» **REQUIREMENT**
Work out the number of lines in the records that include the word "marble"; reply with that number alone.

====================

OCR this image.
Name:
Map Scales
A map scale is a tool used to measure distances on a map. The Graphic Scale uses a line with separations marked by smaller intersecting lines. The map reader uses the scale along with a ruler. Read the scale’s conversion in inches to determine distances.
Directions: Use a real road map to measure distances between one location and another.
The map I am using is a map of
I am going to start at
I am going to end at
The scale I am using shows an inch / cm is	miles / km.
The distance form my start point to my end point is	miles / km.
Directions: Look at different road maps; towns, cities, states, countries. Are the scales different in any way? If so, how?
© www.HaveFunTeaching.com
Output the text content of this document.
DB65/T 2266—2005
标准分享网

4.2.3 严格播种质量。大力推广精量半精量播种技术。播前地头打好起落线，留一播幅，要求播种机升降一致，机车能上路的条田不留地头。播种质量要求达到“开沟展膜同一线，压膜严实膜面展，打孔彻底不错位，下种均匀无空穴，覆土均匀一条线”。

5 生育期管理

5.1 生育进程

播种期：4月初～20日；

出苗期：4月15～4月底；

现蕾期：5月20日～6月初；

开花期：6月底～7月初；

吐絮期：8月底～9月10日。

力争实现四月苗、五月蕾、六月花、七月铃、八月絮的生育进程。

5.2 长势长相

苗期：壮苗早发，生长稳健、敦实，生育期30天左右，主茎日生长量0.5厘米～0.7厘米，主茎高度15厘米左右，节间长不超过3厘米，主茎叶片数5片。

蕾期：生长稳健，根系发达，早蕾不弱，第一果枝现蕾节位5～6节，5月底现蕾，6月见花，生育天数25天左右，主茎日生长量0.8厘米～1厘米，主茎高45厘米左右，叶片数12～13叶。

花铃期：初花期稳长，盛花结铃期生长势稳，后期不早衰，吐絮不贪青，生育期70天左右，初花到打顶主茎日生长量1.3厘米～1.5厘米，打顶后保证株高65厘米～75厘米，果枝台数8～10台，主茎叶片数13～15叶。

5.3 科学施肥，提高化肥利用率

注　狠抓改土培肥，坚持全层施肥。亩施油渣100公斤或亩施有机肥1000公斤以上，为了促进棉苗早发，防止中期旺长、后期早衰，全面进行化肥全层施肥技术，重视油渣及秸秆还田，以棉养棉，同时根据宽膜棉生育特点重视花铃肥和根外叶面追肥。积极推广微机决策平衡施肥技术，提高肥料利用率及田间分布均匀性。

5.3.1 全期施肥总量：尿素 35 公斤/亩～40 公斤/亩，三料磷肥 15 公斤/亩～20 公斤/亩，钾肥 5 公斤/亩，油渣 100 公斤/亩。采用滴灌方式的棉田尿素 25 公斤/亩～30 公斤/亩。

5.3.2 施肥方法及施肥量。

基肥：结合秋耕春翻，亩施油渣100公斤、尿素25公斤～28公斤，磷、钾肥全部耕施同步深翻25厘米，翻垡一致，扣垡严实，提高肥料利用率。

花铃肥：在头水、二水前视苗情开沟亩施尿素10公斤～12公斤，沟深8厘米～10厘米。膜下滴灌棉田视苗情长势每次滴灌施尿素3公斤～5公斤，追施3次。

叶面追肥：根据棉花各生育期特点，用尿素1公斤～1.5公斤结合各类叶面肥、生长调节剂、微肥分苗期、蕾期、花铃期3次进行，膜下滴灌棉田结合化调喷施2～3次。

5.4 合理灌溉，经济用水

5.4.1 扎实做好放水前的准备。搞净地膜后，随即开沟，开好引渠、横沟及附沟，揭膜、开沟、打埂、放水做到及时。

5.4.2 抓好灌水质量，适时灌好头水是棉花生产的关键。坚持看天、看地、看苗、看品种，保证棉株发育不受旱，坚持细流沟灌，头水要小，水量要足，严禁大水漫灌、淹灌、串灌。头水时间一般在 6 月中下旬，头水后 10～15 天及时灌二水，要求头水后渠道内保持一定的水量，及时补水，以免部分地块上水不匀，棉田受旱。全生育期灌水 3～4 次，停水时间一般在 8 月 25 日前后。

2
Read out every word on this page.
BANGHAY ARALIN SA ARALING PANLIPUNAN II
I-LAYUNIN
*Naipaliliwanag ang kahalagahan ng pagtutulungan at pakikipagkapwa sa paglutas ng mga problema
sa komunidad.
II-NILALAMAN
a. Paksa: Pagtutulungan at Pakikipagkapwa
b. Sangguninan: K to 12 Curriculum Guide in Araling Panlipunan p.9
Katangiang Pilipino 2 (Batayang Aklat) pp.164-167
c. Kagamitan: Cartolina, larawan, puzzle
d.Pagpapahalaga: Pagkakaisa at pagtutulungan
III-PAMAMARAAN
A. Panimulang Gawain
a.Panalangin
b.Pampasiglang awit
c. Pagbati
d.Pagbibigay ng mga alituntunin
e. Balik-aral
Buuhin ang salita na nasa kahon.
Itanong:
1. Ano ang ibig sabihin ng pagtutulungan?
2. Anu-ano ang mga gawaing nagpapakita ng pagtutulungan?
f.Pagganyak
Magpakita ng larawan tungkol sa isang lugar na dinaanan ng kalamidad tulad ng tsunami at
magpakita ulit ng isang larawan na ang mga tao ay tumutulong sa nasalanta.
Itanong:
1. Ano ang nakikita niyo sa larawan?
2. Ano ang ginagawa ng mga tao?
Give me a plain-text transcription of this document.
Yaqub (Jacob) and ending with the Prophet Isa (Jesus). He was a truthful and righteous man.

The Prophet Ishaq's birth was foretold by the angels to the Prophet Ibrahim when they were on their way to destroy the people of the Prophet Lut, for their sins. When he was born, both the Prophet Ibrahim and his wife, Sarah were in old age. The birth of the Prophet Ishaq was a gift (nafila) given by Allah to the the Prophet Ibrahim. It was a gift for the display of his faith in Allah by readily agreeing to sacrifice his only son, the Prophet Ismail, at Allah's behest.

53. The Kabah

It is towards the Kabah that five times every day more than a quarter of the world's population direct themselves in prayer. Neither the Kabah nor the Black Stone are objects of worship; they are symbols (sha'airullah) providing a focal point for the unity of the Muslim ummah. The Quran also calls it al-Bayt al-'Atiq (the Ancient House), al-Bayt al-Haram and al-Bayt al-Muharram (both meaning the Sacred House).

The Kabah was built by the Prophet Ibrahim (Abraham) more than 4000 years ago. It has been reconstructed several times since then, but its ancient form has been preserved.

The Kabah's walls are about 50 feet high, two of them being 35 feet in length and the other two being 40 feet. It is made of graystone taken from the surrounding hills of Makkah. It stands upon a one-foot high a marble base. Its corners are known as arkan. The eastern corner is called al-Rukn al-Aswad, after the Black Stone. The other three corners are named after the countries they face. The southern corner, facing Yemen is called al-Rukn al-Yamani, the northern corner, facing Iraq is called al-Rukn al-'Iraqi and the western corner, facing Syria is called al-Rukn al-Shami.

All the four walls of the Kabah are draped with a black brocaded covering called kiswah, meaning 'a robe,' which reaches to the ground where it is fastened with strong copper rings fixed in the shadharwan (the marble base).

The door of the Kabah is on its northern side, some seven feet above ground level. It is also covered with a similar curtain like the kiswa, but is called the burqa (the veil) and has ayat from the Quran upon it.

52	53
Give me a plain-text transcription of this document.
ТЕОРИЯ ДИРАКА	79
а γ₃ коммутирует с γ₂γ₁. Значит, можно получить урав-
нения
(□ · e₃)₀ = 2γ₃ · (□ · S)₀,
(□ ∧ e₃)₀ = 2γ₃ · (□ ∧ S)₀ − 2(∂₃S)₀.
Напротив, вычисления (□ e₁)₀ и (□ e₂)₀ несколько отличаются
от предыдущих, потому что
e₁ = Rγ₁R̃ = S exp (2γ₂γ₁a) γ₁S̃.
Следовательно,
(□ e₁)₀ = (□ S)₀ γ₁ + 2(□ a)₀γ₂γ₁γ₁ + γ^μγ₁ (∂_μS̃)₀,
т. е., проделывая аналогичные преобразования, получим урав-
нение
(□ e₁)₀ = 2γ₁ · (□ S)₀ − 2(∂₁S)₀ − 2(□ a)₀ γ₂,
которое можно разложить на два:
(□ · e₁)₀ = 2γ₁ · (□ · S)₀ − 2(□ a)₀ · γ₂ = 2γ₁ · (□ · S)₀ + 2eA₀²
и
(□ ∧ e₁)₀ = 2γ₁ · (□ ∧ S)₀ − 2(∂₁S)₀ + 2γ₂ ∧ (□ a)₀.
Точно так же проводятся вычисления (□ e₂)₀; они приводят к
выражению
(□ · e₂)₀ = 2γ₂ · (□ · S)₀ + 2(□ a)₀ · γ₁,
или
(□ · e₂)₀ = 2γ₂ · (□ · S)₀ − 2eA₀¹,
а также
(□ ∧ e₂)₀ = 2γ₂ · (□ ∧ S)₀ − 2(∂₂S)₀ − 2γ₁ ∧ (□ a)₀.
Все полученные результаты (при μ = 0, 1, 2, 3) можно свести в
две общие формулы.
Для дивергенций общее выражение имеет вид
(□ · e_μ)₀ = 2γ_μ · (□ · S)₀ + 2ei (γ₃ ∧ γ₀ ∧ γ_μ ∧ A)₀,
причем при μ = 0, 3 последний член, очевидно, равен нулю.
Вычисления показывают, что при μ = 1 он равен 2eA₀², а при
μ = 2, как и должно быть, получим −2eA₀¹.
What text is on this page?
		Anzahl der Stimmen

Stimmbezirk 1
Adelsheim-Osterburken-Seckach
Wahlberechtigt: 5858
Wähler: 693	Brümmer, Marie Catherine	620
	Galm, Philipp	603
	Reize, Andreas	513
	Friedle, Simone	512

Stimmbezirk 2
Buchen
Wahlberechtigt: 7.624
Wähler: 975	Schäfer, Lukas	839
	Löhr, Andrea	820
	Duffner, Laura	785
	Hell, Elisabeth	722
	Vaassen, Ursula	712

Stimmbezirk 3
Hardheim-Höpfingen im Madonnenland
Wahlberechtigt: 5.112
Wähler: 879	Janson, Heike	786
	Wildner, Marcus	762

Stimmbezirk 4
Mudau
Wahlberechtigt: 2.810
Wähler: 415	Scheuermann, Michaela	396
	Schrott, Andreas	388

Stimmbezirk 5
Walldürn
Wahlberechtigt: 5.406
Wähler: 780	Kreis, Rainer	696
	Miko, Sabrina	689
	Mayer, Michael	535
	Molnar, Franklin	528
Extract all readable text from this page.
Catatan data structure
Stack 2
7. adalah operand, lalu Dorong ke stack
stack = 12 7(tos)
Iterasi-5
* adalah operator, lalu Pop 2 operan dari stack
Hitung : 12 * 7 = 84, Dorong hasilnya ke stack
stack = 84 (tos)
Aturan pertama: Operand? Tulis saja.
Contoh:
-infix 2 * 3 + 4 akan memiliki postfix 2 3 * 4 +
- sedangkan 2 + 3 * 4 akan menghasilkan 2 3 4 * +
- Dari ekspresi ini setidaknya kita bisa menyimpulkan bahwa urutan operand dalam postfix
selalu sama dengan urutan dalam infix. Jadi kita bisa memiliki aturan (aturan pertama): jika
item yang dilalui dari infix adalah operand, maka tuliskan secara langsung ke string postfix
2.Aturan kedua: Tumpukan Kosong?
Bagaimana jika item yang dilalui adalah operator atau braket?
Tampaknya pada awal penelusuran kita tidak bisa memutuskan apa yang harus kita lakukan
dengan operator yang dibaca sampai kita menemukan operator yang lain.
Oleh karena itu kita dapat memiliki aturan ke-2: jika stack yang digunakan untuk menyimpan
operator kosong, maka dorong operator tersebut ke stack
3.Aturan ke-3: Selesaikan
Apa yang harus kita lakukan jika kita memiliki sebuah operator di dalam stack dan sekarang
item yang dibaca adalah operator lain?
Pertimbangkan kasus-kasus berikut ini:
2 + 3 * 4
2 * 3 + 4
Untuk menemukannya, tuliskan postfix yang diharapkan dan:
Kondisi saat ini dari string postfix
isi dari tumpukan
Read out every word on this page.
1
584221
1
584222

====================

» **OUTPUT BELOW**
2